### WHAT THE TASK ASKS
Output the items word for word, starting at their first line and stopping after the line that contains "scatter-point xyxy=(358,612,361,615)".

Records from a data collection:
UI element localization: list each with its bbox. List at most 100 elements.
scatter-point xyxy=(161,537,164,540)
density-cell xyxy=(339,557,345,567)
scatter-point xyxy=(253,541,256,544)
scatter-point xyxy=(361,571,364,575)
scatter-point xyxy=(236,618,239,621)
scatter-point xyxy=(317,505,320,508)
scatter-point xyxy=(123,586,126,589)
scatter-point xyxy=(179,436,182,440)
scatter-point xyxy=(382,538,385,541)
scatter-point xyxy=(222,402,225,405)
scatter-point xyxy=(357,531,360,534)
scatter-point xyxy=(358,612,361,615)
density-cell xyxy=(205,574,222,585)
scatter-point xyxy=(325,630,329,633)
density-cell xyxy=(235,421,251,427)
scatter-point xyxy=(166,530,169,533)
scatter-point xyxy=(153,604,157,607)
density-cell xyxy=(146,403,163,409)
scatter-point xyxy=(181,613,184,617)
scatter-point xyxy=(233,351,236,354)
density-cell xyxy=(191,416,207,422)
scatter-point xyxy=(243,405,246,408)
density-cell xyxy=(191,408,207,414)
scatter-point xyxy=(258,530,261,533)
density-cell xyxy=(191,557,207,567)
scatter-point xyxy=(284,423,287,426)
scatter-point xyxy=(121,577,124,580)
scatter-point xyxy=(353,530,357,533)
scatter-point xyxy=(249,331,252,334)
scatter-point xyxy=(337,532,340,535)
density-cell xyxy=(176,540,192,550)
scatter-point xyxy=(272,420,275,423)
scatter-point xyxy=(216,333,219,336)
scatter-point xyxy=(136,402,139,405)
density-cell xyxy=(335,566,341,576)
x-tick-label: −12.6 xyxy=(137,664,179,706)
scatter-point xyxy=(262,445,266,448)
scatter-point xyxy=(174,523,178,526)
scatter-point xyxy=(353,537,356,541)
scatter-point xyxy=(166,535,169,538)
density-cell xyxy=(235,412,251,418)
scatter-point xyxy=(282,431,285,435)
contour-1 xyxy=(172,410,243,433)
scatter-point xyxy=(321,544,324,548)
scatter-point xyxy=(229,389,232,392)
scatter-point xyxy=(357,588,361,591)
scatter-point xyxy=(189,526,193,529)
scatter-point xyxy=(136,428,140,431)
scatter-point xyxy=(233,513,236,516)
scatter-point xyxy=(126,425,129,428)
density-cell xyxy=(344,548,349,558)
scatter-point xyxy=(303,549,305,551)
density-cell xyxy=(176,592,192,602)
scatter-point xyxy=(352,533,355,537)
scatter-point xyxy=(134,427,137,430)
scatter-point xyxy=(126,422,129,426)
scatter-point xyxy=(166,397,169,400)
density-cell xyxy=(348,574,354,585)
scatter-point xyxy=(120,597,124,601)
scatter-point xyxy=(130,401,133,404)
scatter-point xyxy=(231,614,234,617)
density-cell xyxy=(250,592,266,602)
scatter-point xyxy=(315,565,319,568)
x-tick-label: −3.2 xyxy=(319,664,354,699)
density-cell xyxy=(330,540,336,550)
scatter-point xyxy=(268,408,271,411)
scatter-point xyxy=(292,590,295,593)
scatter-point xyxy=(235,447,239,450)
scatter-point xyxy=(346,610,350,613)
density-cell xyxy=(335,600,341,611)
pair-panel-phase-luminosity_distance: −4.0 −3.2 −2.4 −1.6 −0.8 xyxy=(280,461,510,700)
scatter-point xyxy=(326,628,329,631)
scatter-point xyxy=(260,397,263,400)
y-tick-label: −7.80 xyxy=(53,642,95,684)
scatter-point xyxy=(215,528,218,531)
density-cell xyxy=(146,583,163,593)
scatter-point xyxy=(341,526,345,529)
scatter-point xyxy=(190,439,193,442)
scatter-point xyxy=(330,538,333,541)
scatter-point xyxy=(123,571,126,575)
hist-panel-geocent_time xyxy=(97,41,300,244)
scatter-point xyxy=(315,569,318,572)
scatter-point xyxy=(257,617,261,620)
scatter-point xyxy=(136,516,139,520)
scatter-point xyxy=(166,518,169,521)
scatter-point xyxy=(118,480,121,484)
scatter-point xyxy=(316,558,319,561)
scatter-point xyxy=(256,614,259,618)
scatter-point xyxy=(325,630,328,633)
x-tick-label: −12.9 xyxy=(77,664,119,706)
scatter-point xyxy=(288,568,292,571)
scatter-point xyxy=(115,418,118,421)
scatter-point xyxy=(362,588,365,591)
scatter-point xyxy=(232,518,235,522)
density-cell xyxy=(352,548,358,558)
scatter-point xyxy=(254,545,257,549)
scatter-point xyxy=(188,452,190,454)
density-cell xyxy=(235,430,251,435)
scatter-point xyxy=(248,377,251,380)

### SOLUTION BELOW
UI element localization: list each with its bbox. List at most 100 elements.
scatter-point xyxy=(161,537,164,540)
density-cell xyxy=(339,557,345,567)
scatter-point xyxy=(253,541,256,544)
scatter-point xyxy=(361,571,364,575)
scatter-point xyxy=(236,618,239,621)
scatter-point xyxy=(317,505,320,508)
scatter-point xyxy=(123,586,126,589)
scatter-point xyxy=(179,436,182,440)
scatter-point xyxy=(382,538,385,541)
scatter-point xyxy=(222,402,225,405)
scatter-point xyxy=(357,531,360,534)
scatter-point xyxy=(358,612,361,615)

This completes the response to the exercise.